> Task prompt: What follows is a listing. Return every line of it exactly.

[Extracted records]

********************

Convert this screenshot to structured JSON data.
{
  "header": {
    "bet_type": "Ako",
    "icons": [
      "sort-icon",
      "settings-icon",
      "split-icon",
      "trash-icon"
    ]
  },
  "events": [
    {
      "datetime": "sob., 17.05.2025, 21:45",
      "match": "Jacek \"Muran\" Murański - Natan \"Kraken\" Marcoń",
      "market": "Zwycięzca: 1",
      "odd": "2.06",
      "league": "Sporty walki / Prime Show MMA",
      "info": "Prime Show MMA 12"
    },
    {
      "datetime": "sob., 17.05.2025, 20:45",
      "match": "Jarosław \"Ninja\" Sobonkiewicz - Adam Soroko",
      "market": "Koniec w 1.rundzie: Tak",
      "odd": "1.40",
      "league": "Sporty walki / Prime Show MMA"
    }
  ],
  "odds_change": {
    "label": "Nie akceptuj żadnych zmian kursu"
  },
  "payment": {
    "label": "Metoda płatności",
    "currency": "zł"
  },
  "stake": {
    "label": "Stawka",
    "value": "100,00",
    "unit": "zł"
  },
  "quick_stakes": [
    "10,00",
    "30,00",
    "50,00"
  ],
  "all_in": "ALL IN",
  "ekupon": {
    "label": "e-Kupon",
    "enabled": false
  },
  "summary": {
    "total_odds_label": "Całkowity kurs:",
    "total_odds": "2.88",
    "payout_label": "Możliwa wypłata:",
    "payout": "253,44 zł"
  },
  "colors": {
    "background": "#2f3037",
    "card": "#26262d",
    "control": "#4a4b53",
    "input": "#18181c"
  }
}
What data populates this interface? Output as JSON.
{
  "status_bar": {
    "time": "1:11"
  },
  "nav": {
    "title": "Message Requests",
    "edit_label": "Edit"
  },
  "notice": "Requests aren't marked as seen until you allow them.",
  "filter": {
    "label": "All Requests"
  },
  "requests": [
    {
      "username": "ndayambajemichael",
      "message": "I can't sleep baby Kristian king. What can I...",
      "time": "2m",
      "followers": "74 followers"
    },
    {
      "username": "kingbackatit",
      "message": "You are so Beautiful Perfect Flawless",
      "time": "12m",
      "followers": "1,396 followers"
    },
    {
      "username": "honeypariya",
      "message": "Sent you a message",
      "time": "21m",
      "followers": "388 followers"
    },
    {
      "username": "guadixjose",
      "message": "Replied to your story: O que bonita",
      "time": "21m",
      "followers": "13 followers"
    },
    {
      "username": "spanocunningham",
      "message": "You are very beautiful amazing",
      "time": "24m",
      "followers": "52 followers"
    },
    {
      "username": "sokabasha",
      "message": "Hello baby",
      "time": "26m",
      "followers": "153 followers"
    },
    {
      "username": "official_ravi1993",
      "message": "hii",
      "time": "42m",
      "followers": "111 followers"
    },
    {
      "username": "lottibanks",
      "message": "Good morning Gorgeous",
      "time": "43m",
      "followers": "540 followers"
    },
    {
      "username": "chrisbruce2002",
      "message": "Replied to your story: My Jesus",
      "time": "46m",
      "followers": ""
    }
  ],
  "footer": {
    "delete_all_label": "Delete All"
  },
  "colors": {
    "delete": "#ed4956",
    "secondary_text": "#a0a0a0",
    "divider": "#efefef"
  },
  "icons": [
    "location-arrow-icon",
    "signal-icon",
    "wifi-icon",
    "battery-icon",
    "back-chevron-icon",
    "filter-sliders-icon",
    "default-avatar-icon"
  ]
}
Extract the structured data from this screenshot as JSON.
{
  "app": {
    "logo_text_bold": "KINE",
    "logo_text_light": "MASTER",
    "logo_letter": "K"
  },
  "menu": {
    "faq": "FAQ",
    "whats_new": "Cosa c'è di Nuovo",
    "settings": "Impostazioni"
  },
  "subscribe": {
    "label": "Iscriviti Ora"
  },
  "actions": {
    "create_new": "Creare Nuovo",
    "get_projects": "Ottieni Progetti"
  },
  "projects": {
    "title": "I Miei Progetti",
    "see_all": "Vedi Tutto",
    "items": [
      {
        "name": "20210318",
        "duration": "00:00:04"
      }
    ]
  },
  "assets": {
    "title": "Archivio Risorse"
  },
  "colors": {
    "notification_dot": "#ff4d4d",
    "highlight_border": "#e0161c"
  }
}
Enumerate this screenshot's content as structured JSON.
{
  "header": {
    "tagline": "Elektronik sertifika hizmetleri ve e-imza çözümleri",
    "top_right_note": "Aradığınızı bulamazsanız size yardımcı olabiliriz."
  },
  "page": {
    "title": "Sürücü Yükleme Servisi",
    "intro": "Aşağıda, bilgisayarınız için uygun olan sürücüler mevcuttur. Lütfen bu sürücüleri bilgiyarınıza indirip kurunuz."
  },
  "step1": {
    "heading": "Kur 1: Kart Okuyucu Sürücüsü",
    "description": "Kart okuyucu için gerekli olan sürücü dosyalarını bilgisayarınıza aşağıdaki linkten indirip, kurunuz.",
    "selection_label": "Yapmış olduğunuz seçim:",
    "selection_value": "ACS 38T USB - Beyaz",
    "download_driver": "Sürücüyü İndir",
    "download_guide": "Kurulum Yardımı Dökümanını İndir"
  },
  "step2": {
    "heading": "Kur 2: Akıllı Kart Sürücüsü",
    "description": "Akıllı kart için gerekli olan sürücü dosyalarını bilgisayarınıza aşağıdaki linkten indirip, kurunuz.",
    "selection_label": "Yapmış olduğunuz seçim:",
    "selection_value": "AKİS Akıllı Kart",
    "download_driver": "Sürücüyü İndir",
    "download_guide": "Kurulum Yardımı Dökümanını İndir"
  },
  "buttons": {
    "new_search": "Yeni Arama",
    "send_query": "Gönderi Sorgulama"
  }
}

********************

> Correct output:
Convert this screenshot to structured JSON data.
{
  "header": {
    "bet_type": "Ako",
    "icons": [
      "sort-icon",
      "settings-icon",
      "split-icon",
      "trash-icon"
    ]
  },
  "events": [
    {
      "datetime": "sob., 17.05.2025, 21:45",
      "match": "Jacek \"Muran\" Murański - Natan \"Kraken\" Marcoń",
      "market": "Zwycięzca: 1",
      "odd": "2.06",
      "league": "Sporty walki / Prime Show MMA",
      "info": "Prime Show MMA 12"
    },
    {
      "datetime": "sob., 17.05.2025, 20:45",
      "match": "Jarosław \"Ninja\" Sobonkiewicz - Adam Soroko",
      "market": "Koniec w 1.rundzie: Tak",
      "odd": "1.40",
      "league": "Sporty walki / Prime Show MMA"
    }
  ],
  "odds_change": {
    "label": "Nie akceptuj żadnych zmian kursu"
  },
  "payment": {
    "label": "Metoda płatności",
    "currency": "zł"
  },
  "stake": {
    "label": "Stawka",
    "value": "100,00",
    "unit": "zł"
  },
  "quick_stakes": [
    "10,00",
    "30,00",
    "50,00"
  ],
  "all_in": "ALL IN",
  "ekupon": {
    "label": "e-Kupon",
    "enabled": false
  },
  "summary": {
    "total_odds_label": "Całkowity kurs:",
    "total_odds": "2.88",
    "payout_label": "Możliwa wypłata:",
    "payout": "253,44 zł"
  },
  "colors": {
    "background": "#2f3037",
    "card": "#26262d",
    "control": "#4a4b53",
    "input": "#18181c"
  }
}
What data populates this interface? Output as JSON.
{
  "status_bar": {
    "time": "1:11"
  },
  "nav": {
    "title": "Message Requests",
    "edit_label": "Edit"
  },
  "notice": "Requests aren't marked as seen until you allow them.",
  "filter": {
    "label": "All Requests"
  },
  "requests": [
    {
      "username": "ndayambajemichael",
      "message": "I can't sleep baby Kristian king. What can I...",
      "time": "2m",
      "followers": "74 followers"
    },
    {
      "username": "kingbackatit",
      "message": "You are so Beautiful Perfect Flawless",
      "time": "12m",
      "followers": "1,396 followers"
    },
    {
      "username": "honeypariya",
      "message": "Sent you a message",
      "time": "21m",
      "followers": "388 followers"
    },
    {
      "username": "guadixjose",
      "message": "Replied to your story: O que bonita",
      "time": "21m",
      "followers": "13 followers"
    },
    {
      "username": "spanocunningham",
      "message": "You are very beautiful amazing",
      "time": "24m",
      "followers": "52 followers"
    },
    {
      "username": "sokabasha",
      "message": "Hello baby",
      "time": "26m",
      "followers": "153 followers"
    },
    {
      "username": "official_ravi1993",
      "message": "hii",
      "time": "42m",
      "followers": "111 followers"
    },
    {
      "username": "lottibanks",
      "message": "Good morning Gorgeous",
      "time": "43m",
      "followers": "540 followers"
    },
    {
      "username": "chrisbruce2002",
      "message": "Replied to your story: My Jesus",
      "time": "46m",
      "followers": ""
    }
  ],
  "footer": {
    "delete_all_label": "Delete All"
  },
  "colors": {
    "delete": "#ed4956",
    "secondary_text": "#a0a0a0",
    "divider": "#efefef"
  },
  "icons": [
    "location-arrow-icon",
    "signal-icon",
    "wifi-icon",
    "battery-icon",
    "back-chevron-icon",
    "filter-sliders-icon",
    "default-avatar-icon"
  ]
}
Extract the structured data from this screenshot as JSON.
{
  "app": {
    "logo_text_bold": "KINE",
    "logo_text_light": "MASTER",
    "logo_letter": "K"
  },
  "menu": {
    "faq": "FAQ",
    "whats_new": "Cosa c'è di Nuovo",
    "settings": "Impostazioni"
  },
  "subscribe": {
    "label": "Iscriviti Ora"
  },
  "actions": {
    "create_new": "Creare Nuovo",
    "get_projects": "Ottieni Progetti"
  },
  "projects": {
    "title": "I Miei Progetti",
    "see_all": "Vedi Tutto",
    "items": [
      {
        "name": "20210318",
        "duration": "00:00:04"
      }
    ]
  },
  "assets": {
    "title": "Archivio Risorse"
  },
  "colors": {
    "notification_dot": "#ff4d4d",
    "highlight_border": "#e0161c"
  }
}
Enumerate this screenshot's content as structured JSON.
{
  "header": {
    "tagline": "Elektronik sertifika hizmetleri ve e-imza çözümleri",
    "top_right_note": "Aradığınızı bulamazsanız size yardımcı olabiliriz."
  },
  "page": {
    "title": "Sürücü Yükleme Servisi",
    "intro": "Aşağıda, bilgisayarınız için uygun olan sürücüler mevcuttur. Lütfen bu sürücüleri bilgiyarınıza indirip kurunuz."
  },
  "step1": {
    "heading": "Kur 1: Kart Okuyucu Sürücüsü",
    "description": "Kart okuyucu için gerekli olan sürücü dosyalarını bilgisayarınıza aşağıdaki linkten indirip, kurunuz.",
    "selection_label": "Yapmış olduğunuz seçim:",
    "selection_value": "ACS 38T USB - Beyaz",
    "download_driver": "Sürücüyü İndir",
    "download_guide": "Kurulum Yardımı Dökümanını İndir"
  },
  "step2": {
    "heading": "Kur 2: Akıllı Kart Sürücüsü",
    "description": "Akıllı kart için gerekli olan sürücü dosyalarını bilgisayarınıza aşağıdaki linkten indirip, kurunuz.",
    "selection_label": "Yapmış olduğunuz seçim:",
    "selection_value": "AKİS Akıllı Kart",
    "download_driver": "Sürücüyü İndir",
    "download_guide": "Kurulum Yardımı Dökümanını İndir"
  },
  "buttons": {
    "new_search": "Yeni Arama",
    "send_query": "Gönderi Sorgulama"
  }
}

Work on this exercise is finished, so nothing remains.